## Work instructions
Give every line from the entries that contains "público".

## Provided records
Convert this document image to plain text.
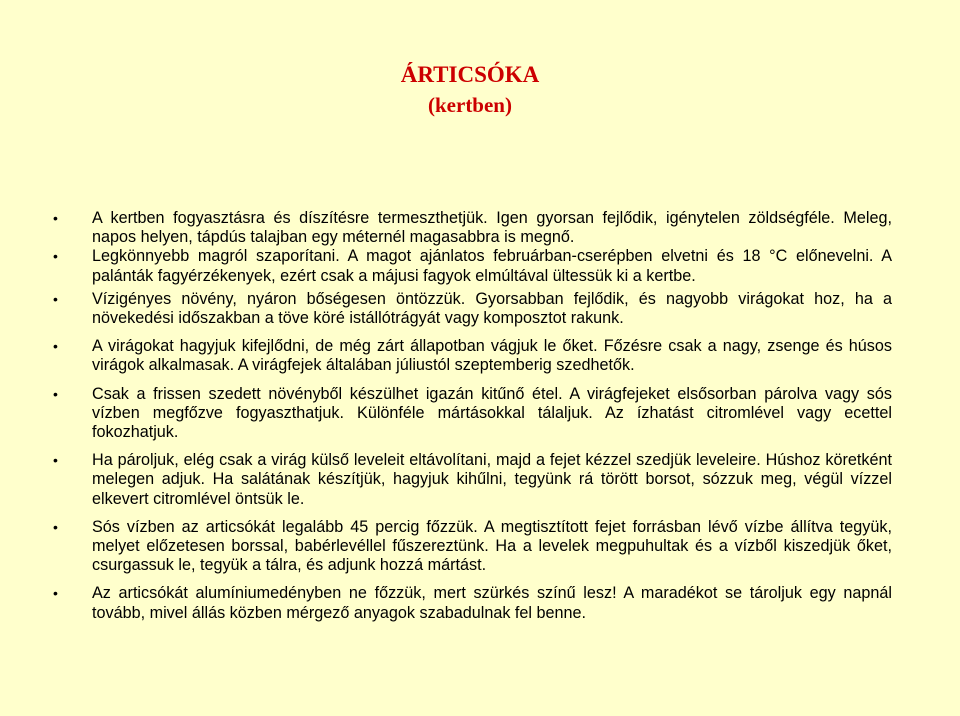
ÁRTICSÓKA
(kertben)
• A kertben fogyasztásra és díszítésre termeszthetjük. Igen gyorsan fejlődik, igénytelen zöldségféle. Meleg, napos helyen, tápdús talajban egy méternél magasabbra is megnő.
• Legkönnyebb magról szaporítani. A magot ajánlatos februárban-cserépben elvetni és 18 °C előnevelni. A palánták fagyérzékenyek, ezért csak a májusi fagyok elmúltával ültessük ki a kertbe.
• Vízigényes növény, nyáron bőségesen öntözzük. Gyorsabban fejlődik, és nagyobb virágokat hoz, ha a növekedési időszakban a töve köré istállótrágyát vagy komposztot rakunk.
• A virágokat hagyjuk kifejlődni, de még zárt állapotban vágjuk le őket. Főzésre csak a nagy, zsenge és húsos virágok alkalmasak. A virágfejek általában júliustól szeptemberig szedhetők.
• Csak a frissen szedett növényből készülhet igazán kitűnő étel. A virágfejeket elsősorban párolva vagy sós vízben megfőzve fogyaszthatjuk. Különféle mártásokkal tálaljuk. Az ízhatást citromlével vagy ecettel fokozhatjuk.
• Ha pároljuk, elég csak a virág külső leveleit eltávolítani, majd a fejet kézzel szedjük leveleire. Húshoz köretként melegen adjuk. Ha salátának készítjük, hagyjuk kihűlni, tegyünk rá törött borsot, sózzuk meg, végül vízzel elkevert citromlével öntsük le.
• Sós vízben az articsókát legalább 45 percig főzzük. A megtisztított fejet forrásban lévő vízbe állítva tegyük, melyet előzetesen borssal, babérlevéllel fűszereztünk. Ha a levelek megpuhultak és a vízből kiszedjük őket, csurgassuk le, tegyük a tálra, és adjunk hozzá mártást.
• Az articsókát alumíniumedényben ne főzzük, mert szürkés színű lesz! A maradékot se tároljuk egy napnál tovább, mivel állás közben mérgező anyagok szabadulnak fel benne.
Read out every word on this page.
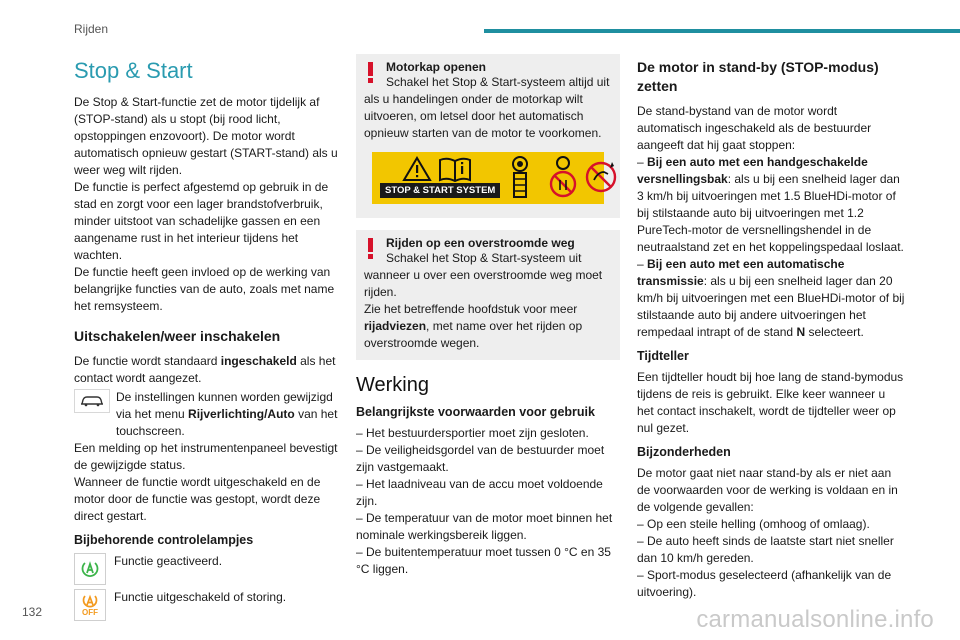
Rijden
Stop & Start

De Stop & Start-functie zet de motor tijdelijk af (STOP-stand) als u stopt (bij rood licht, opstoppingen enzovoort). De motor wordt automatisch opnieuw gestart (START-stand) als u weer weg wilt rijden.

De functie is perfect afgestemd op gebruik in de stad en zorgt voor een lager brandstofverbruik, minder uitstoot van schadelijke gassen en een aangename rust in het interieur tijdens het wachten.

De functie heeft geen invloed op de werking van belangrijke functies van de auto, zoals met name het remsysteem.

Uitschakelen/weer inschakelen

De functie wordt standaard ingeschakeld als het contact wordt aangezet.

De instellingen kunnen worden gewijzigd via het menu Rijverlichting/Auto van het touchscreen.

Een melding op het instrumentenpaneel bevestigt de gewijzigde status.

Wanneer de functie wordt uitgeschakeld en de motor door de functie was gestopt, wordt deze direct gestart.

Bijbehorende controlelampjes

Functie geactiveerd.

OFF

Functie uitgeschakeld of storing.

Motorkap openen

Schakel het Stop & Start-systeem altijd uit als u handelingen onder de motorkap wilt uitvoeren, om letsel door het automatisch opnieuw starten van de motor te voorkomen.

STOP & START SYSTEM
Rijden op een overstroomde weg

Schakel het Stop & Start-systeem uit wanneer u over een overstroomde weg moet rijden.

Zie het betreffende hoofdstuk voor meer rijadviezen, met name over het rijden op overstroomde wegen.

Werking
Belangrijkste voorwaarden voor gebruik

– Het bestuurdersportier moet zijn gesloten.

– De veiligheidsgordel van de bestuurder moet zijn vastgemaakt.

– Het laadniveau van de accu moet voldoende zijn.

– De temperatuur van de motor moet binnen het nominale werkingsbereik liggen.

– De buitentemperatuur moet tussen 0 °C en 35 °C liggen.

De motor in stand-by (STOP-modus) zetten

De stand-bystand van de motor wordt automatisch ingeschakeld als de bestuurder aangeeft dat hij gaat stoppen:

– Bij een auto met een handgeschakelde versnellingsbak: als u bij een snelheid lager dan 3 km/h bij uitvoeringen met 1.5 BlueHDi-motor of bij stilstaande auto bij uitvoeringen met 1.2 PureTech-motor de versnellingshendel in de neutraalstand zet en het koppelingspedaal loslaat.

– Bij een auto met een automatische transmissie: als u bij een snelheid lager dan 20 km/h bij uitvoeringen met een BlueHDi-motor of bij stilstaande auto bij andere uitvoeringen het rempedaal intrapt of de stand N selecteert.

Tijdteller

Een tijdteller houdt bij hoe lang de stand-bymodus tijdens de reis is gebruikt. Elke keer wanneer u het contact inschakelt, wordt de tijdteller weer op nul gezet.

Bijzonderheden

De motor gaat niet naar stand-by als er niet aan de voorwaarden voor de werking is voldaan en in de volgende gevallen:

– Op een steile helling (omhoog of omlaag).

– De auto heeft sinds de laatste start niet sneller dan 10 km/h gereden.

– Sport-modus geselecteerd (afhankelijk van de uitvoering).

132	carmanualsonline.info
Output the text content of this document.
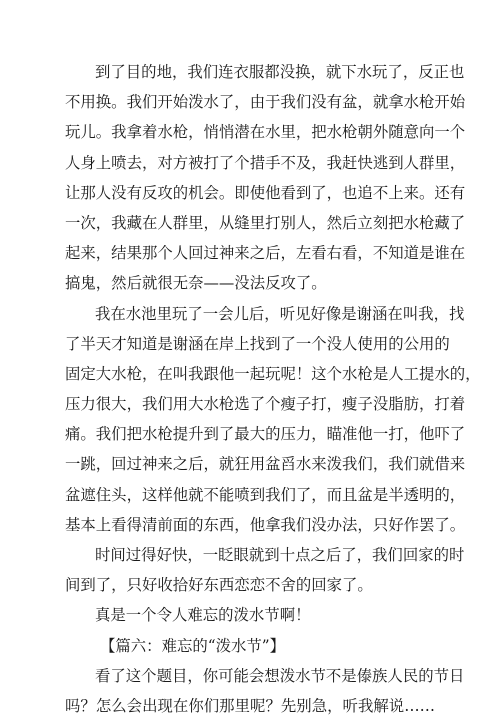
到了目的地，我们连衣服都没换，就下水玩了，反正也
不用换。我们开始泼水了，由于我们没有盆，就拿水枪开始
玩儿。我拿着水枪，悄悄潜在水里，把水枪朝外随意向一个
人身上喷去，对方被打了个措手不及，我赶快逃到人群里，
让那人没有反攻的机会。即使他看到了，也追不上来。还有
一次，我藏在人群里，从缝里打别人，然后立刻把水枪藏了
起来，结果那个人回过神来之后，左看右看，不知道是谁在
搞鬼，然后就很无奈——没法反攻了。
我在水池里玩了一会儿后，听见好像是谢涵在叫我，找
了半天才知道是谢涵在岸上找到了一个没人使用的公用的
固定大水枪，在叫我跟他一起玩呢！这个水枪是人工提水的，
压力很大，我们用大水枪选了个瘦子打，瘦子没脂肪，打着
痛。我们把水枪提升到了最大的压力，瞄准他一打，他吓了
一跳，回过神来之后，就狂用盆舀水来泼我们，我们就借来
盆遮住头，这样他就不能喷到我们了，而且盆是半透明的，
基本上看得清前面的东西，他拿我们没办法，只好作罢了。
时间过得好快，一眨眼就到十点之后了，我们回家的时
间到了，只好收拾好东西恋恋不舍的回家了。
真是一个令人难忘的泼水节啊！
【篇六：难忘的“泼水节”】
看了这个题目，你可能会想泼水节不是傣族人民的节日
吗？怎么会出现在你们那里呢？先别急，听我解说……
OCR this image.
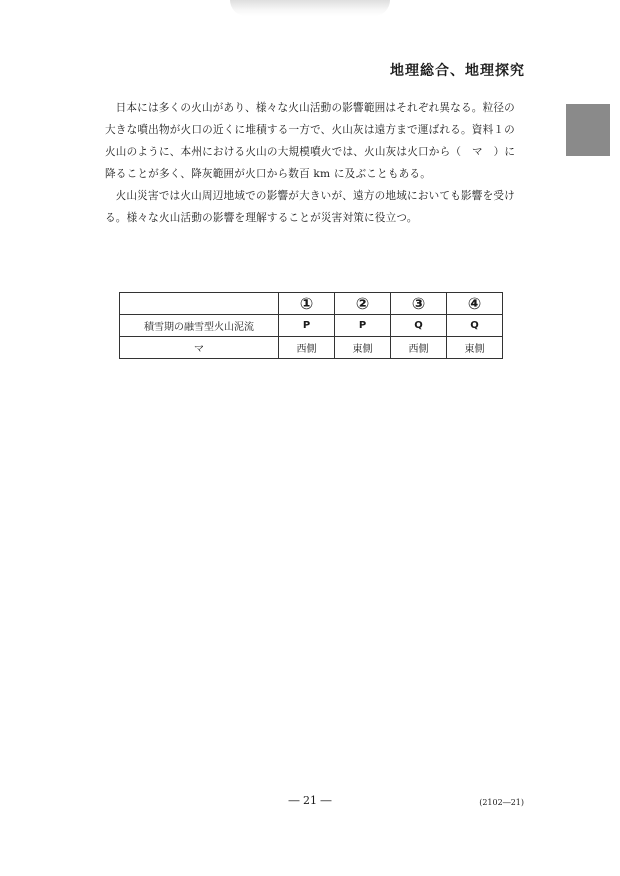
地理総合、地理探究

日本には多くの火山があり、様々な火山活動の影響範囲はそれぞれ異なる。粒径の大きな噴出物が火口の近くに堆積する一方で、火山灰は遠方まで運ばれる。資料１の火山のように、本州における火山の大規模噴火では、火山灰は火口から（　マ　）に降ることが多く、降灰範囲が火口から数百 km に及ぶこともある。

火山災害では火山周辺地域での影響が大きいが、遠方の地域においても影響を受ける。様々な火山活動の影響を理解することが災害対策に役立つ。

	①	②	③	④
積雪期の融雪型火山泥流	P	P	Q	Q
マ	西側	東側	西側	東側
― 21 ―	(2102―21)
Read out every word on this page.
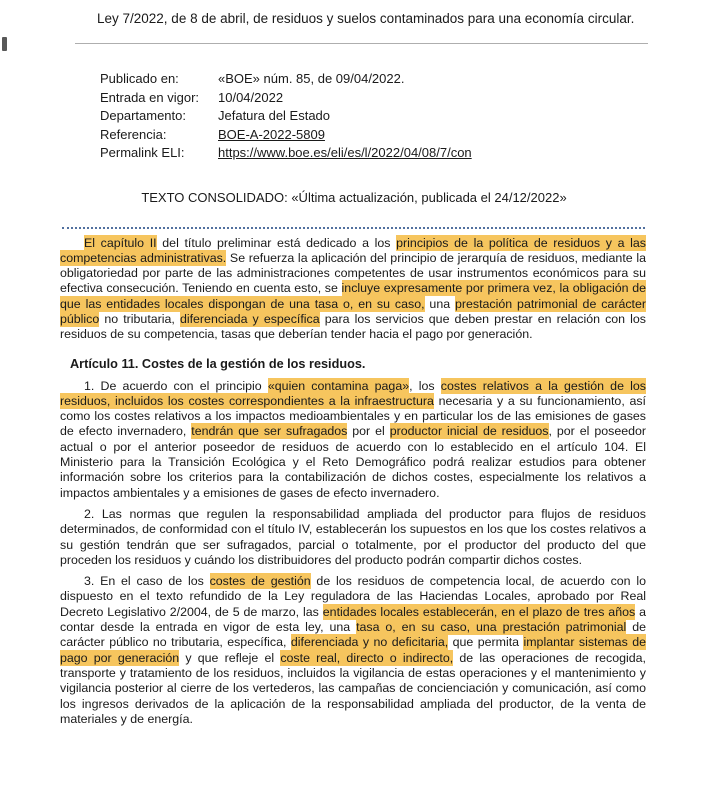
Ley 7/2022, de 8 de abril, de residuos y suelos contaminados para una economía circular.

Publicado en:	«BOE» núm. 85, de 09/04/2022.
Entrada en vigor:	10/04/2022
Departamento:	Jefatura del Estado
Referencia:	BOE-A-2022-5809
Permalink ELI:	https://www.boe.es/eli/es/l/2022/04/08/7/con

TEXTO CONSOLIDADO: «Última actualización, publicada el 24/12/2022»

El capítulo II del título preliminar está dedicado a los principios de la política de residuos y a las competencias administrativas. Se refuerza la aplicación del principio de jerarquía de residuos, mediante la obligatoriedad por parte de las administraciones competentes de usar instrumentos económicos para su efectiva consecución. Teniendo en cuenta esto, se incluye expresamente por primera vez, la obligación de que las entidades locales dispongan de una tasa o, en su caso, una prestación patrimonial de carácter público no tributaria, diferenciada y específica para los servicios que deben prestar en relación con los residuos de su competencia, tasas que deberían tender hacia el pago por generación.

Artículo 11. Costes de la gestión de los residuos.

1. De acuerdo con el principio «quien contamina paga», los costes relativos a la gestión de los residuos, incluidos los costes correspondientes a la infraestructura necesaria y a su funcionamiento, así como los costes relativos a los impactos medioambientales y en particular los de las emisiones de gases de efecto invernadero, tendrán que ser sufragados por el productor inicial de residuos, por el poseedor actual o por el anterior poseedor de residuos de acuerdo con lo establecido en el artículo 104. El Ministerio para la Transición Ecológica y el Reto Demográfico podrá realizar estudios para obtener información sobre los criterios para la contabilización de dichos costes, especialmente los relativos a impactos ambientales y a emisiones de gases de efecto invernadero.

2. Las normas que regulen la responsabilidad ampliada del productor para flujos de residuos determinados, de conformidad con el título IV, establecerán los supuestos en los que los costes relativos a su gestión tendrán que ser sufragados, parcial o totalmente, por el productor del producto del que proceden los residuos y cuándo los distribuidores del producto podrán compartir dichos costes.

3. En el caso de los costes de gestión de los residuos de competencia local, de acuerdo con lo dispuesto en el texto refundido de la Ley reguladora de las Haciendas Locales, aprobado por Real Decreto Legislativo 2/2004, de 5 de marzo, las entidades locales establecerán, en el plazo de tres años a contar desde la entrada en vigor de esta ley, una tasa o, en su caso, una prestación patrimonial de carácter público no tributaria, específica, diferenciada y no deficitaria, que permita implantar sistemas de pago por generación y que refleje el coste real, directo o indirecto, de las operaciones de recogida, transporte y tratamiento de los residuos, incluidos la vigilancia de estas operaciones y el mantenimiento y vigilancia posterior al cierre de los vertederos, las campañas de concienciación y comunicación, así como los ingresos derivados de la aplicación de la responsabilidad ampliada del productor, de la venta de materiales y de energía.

## Result for this task
El capítulo II del título preliminar está dedicado a los principios de la política de residuos y a las competencias administrativas. Se refuerza la aplicación del principio de jerarquía de residuos, mediante la obligatoriedad por parte de las administraciones competentes de usar instrumentos económicos para su efectiva consecución. Teniendo en cuenta esto, se incluye expresamente por primera vez, la obligación de que las entidades locales dispongan de una tasa o, en su caso, una prestación patrimonial de carácter público no tributaria, diferenciada y específica para los servicios que deben prestar en relación con los residuos de su competencia, tasas que deberían tender hacia el pago por generación.
3. En el caso de los costes de gestión de los residuos de competencia local, de acuerdo con lo dispuesto en el texto refundido de la Ley reguladora de las Haciendas Locales, aprobado por Real Decreto Legislativo 2/2004, de 5 de marzo, las entidades locales establecerán, en el plazo de tres años a contar desde la entrada en vigor de esta ley, una tasa o, en su caso, una prestación patrimonial de carácter público no tributaria, específica, diferenciada y no deficitaria, que permita implantar sistemas de pago por generación y que refleje el coste real, directo o indirecto, de las operaciones de recogida, transporte y tratamiento de los residuos, incluidos la vigilancia de estas operaciones y el mantenimiento y vigilancia posterior al cierre de los vertederos, las campañas de concienciación y comunicación, así como los ingresos derivados de la aplicación de la responsabilidad ampliada del productor, de la venta de materiales y de energía.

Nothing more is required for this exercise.